== WORK TO COMPLETE ==
Repeat every line of the listing below exactly, minus the pictures.

== SOURCE DATA ==
↓

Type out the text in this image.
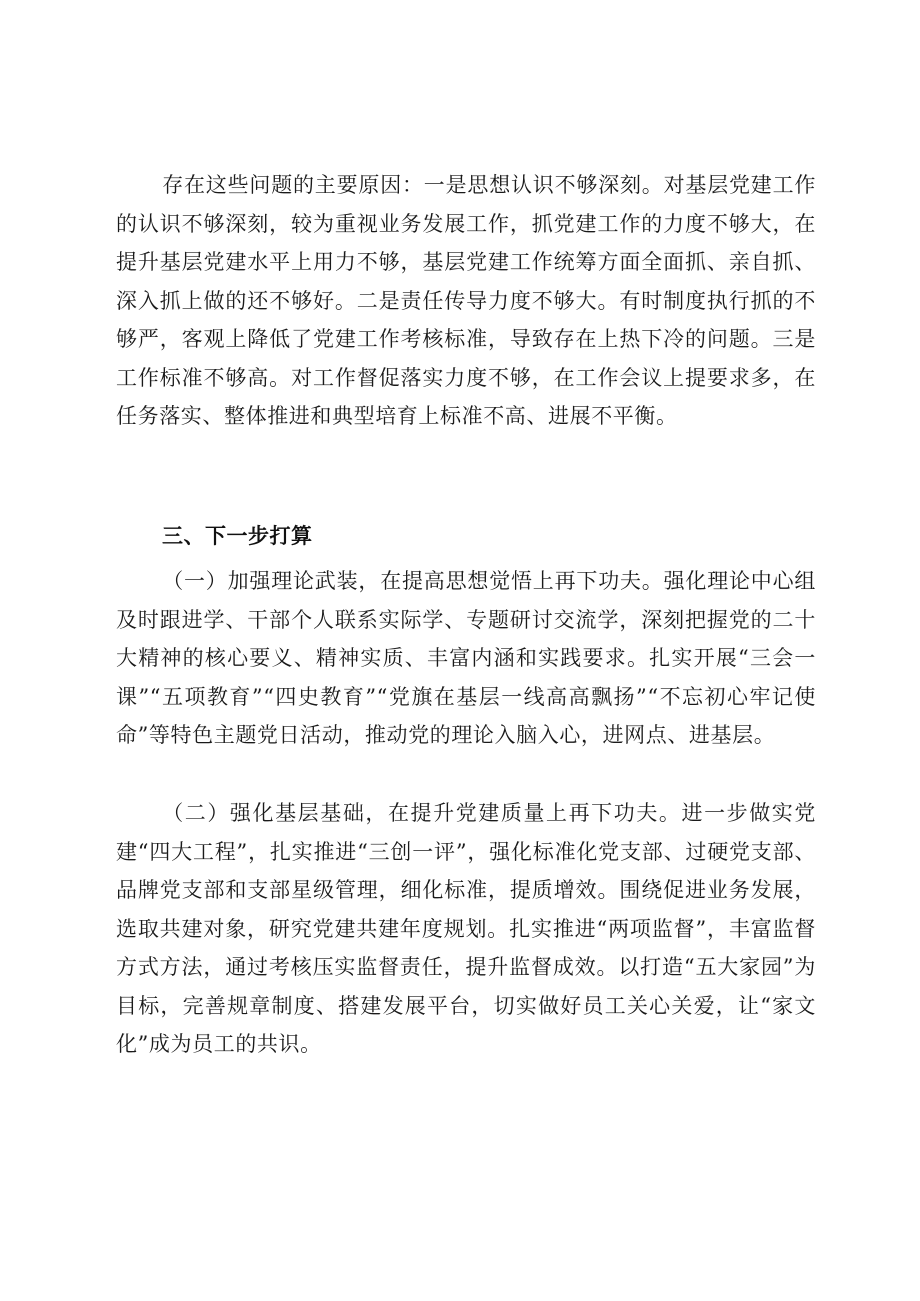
存在这些问题的主要原因：一是思想认识不够深刻。对基层党建工作的认识不够深刻，较为重视业务发展工作，抓党建工作的力度不够大，在提升基层党建水平上用力不够，基层党建工作统筹方面全面抓、亲自抓、深入抓上做的还不够好。二是责任传导力度不够大。有时制度执行抓的不够严，客观上降低了党建工作考核标准，导致存在上热下冷的问题。三是工作标准不够高。对工作督促落实力度不够，在工作会议上提要求多，在任务落实、整体推进和典型培育上标准不高、进展不平衡。

三、下一步打算

（一）加强理论武装，在提高思想觉悟上再下功夫。强化理论中心组及时跟进学、干部个人联系实际学、专题研讨交流学，深刻把握党的二十大精神的核心要义、精神实质、丰富内涵和实践要求。扎实开展“三会一课”“五项教育”“四史教育”“党旗在基层一线高高飘扬”“不忘初心牢记使命”等特色主题党日活动，推动党的理论入脑入心，进网点、进基层。

（二）强化基层基础，在提升党建质量上再下功夫。进一步做实党建“四大工程”，扎实推进“三创一评”，强化标准化党支部、过硬党支部、品牌党支部和支部星级管理，细化标准，提质增效。围绕促进业务发展，选取共建对象，研究党建共建年度规划。扎实推进“两项监督”，丰富监督方式方法，通过考核压实监督责任，提升监督成效。以打造“五大家园”为目标，完善规章制度、搭建发展平台，切实做好员工关心关爱，让“家文化”成为员工的共识。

↑

== THE SOLUTION ==
Type out the text in this image.
存在这些问题的主要原因：一是思想认识不够深刻。对基层党建工作的认识不够深刻，较为重视业务发展工作，抓党建工作的力度不够大，在提升基层党建水平上用力不够，基层党建工作统筹方面全面抓、亲自抓、深入抓上做的还不够好。二是责任传导力度不够大。有时制度执行抓的不够严，客观上降低了党建工作考核标准，导致存在上热下冷的问题。三是工作标准不够高。对工作督促落实力度不够，在工作会议上提要求多，在任务落实、整体推进和典型培育上标准不高、进展不平衡。

三、下一步打算

（一）加强理论武装，在提高思想觉悟上再下功夫。强化理论中心组及时跟进学、干部个人联系实际学、专题研讨交流学，深刻把握党的二十大精神的核心要义、精神实质、丰富内涵和实践要求。扎实开展“三会一课”“五项教育”“四史教育”“党旗在基层一线高高飘扬”“不忘初心牢记使命”等特色主题党日活动，推动党的理论入脑入心，进网点、进基层。

（二）强化基层基础，在提升党建质量上再下功夫。进一步做实党建“四大工程”，扎实推进“三创一评”，强化标准化党支部、过硬党支部、品牌党支部和支部星级管理，细化标准，提质增效。围绕促进业务发展，选取共建对象，研究党建共建年度规划。扎实推进“两项监督”，丰富监督方式方法，通过考核压实监督责任，提升监督成效。以打造“五大家园”为目标，完善规章制度、搭建发展平台，切实做好员工关心关爱，让“家文化”成为员工的共识。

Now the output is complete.